:: Document excerpt ::
start
The US National Transportation Safety Board (NTSB) is urging immediate action after two fatal crashes involving Hawker business jets during required post-maintenance stall test flights, warning that line pilots may be unprepared for the extreme aircraft behavior those tests can trigger.
In a safety investigation report released January 2, 2026, the NTSB said two Hawker accidents in 2024 and 2025 exposed serious gaps in pilot training, qualification standards, and manufacturer guidance for stall test flights following certain maintenance actions. Both crashes occurred while flight crews were performing manufacturer-mandated stall tests after routine inspections.
The board issued urgent safety recommendations to Textron Aviation, the Federal Aviation Administration, and the National Business Aviation Association, calling for defined pilot qualification criteria, standardized stall test plans, clearer recovery procedures, and immediate outreach to owners and operators.
end
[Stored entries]
start
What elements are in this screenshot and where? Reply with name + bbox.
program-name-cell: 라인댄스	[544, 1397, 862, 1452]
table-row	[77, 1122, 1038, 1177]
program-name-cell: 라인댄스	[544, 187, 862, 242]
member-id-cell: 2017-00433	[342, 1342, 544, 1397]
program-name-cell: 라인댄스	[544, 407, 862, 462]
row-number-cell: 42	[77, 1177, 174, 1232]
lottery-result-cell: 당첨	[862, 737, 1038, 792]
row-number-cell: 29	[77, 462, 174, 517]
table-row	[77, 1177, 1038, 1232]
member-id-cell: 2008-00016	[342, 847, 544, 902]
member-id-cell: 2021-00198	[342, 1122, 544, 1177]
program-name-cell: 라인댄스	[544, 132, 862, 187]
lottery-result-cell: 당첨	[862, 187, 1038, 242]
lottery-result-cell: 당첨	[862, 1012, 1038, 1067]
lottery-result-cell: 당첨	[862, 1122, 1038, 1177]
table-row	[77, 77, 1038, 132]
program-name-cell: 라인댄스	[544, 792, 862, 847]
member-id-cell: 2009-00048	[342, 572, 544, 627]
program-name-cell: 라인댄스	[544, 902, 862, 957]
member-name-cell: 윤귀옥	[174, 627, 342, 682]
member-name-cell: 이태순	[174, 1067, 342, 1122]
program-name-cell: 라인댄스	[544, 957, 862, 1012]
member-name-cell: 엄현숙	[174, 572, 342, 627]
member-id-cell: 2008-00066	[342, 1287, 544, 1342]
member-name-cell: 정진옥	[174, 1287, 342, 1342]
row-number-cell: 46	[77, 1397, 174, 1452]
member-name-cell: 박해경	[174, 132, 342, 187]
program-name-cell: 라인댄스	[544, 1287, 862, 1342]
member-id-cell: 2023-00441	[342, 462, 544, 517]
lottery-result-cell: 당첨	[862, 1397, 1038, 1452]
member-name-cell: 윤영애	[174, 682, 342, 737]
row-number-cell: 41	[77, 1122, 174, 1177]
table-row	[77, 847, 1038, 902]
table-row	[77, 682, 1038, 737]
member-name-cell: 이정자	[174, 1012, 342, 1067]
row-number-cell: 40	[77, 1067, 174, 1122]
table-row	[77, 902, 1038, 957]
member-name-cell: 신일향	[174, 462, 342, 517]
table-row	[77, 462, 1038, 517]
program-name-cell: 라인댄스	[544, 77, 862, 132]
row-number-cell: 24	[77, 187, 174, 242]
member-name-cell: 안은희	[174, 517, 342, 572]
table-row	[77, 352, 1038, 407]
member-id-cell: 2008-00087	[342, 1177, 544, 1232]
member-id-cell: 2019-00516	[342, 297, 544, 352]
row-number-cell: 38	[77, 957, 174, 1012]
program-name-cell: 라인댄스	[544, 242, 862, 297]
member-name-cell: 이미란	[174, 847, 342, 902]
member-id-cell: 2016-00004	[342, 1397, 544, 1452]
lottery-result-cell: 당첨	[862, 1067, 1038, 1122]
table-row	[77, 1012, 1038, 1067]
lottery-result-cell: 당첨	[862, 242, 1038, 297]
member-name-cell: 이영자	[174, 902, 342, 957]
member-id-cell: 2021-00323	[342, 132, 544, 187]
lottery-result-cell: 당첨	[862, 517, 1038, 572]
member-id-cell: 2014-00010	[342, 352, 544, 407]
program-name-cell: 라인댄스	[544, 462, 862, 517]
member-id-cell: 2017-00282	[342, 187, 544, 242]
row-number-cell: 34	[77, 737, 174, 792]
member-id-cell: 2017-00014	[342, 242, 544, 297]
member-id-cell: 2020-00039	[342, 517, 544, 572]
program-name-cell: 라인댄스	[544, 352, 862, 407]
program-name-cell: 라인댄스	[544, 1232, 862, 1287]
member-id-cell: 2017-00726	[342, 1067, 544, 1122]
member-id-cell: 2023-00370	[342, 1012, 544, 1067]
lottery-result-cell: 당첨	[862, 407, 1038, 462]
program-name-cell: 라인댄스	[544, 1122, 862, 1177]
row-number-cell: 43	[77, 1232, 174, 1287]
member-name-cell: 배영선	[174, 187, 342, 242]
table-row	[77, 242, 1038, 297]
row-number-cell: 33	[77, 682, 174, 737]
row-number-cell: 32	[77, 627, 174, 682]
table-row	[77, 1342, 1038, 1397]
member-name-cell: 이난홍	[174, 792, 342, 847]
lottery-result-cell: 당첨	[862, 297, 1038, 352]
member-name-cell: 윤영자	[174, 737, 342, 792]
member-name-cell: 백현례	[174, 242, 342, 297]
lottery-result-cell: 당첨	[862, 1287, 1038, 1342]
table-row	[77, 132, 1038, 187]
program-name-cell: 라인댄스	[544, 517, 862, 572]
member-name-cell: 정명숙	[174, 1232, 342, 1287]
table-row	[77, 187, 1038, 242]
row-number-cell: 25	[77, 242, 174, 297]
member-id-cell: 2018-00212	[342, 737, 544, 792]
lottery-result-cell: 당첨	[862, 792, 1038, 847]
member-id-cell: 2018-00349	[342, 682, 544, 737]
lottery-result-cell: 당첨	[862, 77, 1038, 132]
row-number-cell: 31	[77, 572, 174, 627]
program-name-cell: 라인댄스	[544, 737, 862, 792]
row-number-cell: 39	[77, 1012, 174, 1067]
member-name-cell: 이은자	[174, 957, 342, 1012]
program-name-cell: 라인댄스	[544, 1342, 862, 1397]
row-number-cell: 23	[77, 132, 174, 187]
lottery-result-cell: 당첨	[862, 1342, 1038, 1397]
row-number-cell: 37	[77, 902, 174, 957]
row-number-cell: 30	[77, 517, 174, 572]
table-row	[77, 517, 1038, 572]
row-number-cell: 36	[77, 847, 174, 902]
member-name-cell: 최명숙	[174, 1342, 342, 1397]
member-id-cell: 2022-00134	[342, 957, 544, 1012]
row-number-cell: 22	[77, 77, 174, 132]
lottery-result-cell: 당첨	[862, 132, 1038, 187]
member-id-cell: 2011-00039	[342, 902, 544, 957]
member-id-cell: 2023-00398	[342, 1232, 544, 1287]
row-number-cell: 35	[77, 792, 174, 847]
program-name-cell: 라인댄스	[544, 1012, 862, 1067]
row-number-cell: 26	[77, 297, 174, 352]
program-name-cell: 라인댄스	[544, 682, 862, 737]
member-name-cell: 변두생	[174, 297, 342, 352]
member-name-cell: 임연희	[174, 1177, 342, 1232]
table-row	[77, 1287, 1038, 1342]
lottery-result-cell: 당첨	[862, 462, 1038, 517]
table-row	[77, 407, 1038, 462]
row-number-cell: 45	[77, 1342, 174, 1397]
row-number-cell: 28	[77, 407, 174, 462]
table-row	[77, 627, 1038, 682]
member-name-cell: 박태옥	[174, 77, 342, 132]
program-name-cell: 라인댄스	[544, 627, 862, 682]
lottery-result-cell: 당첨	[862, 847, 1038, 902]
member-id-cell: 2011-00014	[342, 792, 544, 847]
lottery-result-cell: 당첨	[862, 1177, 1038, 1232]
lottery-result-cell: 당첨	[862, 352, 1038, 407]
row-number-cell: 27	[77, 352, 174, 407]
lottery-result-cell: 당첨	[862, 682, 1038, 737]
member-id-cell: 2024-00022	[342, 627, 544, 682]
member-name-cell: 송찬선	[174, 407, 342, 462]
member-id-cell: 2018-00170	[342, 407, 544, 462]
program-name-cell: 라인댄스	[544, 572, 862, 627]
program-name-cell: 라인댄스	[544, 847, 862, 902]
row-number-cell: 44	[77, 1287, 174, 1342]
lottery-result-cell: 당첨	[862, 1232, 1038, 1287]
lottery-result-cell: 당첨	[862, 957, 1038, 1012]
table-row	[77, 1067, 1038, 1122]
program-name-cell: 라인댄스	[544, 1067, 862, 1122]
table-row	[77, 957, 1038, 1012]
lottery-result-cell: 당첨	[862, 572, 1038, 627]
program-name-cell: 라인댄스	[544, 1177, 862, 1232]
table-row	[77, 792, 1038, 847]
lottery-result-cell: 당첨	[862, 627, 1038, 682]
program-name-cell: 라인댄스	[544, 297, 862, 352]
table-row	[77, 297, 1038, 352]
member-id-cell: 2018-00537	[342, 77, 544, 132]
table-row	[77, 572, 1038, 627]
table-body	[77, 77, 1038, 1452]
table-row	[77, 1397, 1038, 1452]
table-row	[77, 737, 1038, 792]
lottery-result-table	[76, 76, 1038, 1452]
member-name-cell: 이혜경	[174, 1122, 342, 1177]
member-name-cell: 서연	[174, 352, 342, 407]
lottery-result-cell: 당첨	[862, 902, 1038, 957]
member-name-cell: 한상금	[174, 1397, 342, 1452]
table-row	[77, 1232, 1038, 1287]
end
:: Aim A ::
Check the piece on the Hawker stall test crashes against these statements. For each, answer yes or no and quote the deciding words of the text.
(i) The NTSB released its safety investigation report on January 2, 2026.
(ii) Both crashes happened during the routine inspections themselves.
(iii) The Federal Aviation Administration was among the recipients of the urgent safety recommendations.
:: Aim B ::
According to the piece on the Hawker stall test crashes, in which years did the two Hawker accidents occur?
:: Aim C ::
From the piece on the Hawker stall test crashes, copy the passage that begins at the words "In a safety" and stops after "owners and operators.".

:: Written reply A ::
(i) Yes: "In a safety investigation report released January 2, 2026"
(ii) No: "Both crashes occurred while flight crews were performing manufacturer-mandated stall tests after routine inspections."
(iii) Yes: "to Textron Aviation, the Federal Aviation Administration, and the National Business Aviation Association"

:: Written reply B ::
2024 and 2025.

:: Written reply C ::
In a safety investigation report released January 2, 2026, the NTSB said two Hawker accidents in 2024 and 2025 exposed serious gaps in pilot training, qualification standards, and manufacturer guidance for stall test flights following certain maintenance actions. Both crashes occurred while flight crews were performing manufacturer-mandated stall tests after routine inspections.
The board issued urgent safety recommendations to Textron Aviation, the Federal Aviation Administration, and the National Business Aviation Association, calling for defined pilot qualification criteria, standardized stall test plans, clearer recovery procedures, and immediate outreach to owners and operators.